DESCRIPTION OF THE TASK
Reproduce each of the rows below word for word, line by line, with nothing changed.

━━━━━━━━

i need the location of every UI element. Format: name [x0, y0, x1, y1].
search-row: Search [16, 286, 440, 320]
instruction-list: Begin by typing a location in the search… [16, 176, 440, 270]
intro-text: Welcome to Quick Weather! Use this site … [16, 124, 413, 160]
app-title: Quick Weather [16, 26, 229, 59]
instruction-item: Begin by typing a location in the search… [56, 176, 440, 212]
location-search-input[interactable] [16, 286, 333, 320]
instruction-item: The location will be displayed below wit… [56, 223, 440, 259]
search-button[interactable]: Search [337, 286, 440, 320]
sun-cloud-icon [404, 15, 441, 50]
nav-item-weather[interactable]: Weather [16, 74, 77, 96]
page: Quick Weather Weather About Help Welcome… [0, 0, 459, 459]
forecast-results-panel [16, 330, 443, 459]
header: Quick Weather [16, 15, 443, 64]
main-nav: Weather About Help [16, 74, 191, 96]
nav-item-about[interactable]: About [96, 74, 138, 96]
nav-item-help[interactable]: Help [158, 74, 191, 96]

━━━━━━━━

THE RESPONSE
i need the location of every UI element. Format: name [x0, y0, x1, y1].
search-row: Search [16, 286, 440, 320]
instruction-list: Begin by typing a location in the search… [16, 176, 440, 270]
intro-text: Welcome to Quick Weather! Use this site … [16, 124, 413, 160]
app-title: Quick Weather [16, 26, 229, 59]
instruction-item: Begin by typing a location in the search… [56, 176, 440, 212]
location-search-input[interactable] [16, 286, 333, 320]
instruction-item: The location will be displayed below wit… [56, 223, 440, 259]
search-button[interactable]: Search [337, 286, 440, 320]
sun-cloud-icon [404, 15, 441, 50]
nav-item-weather[interactable]: Weather [16, 74, 77, 96]
page: Quick Weather Weather About Help Welcome… [0, 0, 459, 459]
forecast-results-panel [16, 330, 443, 459]
header: Quick Weather [16, 15, 443, 64]
main-nav: Weather About Help [16, 74, 191, 96]
nav-item-about[interactable]: About [96, 74, 138, 96]
nav-item-help[interactable]: Help [158, 74, 191, 96]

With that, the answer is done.